__Exercise goal__. Below are the records. List every line holding the word "from".

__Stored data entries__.
────
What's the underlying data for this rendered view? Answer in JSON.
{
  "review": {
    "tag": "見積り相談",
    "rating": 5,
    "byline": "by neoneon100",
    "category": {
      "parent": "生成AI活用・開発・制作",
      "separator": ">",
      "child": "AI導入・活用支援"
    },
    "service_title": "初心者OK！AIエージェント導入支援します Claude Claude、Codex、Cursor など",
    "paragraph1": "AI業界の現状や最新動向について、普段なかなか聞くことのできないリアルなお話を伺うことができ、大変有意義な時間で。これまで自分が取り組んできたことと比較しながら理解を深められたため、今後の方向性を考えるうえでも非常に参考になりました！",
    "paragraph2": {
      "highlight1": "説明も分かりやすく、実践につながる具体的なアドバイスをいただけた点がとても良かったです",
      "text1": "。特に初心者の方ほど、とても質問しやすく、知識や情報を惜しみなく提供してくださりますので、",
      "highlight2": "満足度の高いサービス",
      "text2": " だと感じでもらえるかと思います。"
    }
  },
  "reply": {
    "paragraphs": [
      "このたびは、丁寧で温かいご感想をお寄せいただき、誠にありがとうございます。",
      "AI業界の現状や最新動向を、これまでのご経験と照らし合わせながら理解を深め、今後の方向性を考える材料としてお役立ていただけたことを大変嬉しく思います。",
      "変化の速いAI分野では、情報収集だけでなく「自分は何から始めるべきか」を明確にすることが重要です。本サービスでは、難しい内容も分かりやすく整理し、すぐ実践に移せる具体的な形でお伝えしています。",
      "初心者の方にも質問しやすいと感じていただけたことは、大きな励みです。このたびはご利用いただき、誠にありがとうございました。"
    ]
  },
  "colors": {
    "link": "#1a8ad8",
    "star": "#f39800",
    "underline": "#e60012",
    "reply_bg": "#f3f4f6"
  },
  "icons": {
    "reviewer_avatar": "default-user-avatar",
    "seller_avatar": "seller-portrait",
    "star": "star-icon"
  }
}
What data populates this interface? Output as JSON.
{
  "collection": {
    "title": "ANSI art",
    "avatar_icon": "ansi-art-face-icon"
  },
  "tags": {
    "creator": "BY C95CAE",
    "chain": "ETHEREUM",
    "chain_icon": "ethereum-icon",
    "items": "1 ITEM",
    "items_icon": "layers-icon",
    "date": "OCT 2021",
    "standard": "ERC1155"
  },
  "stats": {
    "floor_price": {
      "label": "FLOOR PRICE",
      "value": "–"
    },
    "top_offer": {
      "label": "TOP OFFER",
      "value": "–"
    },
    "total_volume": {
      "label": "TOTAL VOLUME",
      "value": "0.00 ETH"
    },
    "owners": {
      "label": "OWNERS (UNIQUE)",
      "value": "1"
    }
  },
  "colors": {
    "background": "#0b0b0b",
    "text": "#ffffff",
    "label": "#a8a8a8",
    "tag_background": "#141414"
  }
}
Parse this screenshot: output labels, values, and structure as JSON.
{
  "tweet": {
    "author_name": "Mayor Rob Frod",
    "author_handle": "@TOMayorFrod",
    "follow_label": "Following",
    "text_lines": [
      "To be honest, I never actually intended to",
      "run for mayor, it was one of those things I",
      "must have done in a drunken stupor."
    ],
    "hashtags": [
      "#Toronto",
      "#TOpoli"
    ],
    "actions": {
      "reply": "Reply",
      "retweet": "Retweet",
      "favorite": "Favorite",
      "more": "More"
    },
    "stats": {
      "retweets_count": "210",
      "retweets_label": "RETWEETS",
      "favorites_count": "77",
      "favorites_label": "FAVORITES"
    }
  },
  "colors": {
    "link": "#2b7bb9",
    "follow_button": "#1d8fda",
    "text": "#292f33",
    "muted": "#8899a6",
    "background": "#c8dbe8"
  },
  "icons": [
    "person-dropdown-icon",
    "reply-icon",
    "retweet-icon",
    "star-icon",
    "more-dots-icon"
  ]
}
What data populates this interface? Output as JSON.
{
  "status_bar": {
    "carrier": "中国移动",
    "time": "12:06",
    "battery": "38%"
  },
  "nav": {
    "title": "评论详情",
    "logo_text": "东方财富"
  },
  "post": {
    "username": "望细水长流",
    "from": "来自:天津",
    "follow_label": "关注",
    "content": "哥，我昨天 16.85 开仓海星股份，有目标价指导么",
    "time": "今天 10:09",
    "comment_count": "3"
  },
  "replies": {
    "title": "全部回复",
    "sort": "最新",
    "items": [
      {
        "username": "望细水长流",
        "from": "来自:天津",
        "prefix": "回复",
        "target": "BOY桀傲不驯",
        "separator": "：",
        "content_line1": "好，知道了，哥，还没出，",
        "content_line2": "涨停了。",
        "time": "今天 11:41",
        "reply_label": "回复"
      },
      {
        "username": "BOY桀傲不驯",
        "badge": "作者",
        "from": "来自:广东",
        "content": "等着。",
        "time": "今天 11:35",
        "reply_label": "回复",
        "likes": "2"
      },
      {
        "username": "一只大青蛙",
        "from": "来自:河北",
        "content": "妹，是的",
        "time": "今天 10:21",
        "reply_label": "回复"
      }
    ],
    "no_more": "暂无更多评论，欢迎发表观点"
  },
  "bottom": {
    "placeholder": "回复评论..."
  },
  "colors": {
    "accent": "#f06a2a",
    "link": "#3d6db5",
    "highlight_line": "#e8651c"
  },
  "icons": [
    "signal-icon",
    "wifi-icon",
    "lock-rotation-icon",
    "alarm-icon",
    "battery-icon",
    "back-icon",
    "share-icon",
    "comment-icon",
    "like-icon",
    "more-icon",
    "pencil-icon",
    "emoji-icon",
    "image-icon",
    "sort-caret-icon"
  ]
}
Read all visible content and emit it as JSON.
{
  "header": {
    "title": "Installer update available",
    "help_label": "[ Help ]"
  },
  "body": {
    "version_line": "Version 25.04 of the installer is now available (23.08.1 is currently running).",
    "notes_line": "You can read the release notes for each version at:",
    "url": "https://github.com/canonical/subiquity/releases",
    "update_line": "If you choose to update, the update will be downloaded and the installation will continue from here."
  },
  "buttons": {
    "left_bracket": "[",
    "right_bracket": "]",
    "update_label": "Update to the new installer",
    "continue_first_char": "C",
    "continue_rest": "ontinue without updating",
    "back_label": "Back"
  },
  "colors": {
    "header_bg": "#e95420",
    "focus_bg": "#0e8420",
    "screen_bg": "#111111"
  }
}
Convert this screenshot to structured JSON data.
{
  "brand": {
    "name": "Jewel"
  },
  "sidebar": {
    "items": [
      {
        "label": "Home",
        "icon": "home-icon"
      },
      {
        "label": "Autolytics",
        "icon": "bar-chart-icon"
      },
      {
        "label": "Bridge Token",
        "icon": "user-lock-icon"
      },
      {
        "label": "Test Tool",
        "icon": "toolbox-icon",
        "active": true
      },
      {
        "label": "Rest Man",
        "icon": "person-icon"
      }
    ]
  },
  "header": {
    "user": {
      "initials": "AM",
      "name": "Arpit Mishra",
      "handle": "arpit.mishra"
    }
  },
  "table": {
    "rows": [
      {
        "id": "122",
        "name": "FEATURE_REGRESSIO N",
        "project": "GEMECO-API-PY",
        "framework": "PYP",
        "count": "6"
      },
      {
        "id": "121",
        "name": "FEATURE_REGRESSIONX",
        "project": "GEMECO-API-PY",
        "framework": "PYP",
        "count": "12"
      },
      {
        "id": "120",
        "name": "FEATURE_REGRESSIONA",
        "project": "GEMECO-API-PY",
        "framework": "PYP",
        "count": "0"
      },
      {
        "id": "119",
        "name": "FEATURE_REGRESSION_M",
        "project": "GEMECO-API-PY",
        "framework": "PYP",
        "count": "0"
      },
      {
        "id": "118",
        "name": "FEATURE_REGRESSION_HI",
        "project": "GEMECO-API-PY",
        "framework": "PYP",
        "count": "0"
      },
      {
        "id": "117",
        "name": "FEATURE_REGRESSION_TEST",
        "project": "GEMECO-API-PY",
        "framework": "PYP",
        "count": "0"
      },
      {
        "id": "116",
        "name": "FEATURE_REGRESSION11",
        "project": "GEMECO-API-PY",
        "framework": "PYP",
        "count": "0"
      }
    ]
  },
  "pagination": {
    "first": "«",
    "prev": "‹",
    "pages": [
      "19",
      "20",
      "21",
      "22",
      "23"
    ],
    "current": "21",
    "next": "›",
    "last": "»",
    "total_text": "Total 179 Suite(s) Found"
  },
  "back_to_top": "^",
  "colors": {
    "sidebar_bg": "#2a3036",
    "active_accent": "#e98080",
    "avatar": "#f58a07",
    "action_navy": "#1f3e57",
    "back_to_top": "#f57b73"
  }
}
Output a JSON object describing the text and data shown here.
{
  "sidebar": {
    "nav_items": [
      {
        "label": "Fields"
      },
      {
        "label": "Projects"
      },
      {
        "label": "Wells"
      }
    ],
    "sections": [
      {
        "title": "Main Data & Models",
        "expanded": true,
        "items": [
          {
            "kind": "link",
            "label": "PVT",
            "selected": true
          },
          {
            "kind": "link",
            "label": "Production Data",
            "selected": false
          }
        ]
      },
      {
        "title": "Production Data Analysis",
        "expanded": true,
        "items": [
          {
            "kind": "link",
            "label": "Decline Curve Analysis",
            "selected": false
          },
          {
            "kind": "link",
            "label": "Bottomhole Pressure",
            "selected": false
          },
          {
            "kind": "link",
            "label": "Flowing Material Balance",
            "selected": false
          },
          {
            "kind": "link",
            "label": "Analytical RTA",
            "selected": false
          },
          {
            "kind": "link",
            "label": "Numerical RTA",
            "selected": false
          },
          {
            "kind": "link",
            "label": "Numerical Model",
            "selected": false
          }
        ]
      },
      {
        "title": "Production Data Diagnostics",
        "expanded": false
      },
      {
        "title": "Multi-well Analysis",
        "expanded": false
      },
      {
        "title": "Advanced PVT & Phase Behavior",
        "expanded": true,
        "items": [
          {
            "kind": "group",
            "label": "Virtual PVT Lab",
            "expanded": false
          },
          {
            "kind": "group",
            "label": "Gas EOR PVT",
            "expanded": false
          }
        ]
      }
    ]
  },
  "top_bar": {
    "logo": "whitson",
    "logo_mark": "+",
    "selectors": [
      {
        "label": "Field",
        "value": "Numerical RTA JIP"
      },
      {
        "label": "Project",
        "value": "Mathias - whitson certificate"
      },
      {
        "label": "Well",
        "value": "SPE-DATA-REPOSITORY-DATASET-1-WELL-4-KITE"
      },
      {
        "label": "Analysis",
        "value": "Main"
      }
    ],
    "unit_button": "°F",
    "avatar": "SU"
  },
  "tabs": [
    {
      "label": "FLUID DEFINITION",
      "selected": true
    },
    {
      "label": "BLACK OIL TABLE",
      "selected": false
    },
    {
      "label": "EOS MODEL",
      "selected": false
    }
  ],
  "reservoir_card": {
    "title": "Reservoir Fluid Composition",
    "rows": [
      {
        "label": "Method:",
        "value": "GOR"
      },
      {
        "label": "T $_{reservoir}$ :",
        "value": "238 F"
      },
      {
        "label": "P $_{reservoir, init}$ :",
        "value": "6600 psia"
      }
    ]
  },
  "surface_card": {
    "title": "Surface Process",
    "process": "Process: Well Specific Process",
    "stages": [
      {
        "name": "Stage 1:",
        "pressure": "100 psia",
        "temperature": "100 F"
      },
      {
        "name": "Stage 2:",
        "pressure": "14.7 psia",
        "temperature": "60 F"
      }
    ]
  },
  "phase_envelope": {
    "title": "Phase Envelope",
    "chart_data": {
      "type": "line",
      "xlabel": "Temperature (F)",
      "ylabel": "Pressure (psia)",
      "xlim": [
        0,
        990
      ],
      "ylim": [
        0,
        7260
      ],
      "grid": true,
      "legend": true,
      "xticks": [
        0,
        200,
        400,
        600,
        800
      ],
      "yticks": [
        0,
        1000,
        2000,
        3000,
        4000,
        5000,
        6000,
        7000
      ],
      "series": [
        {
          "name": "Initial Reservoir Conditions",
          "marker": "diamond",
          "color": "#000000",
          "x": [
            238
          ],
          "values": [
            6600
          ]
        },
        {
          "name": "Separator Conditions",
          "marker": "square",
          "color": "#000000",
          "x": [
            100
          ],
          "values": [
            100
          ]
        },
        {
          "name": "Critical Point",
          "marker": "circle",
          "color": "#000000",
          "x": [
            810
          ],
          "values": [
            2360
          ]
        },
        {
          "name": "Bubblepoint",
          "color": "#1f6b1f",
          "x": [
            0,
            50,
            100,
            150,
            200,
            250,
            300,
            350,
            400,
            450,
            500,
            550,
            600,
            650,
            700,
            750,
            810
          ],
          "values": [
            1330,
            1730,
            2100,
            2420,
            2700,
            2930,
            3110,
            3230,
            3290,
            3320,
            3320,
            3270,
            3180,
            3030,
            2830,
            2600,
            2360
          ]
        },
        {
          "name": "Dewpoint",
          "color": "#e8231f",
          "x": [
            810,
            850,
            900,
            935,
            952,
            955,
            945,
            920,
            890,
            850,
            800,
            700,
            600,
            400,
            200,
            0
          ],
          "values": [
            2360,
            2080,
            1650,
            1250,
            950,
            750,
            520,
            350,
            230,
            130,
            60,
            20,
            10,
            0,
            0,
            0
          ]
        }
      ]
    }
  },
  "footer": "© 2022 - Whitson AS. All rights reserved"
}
────
__Answer__.
    "from": "来自:天津",
        "from": "来自:天津",
        "from": "来自:广东",
        "from": "来自:河北",
    "update_line": "If you choose to update, the update will be downloaded and the installation will continue from here."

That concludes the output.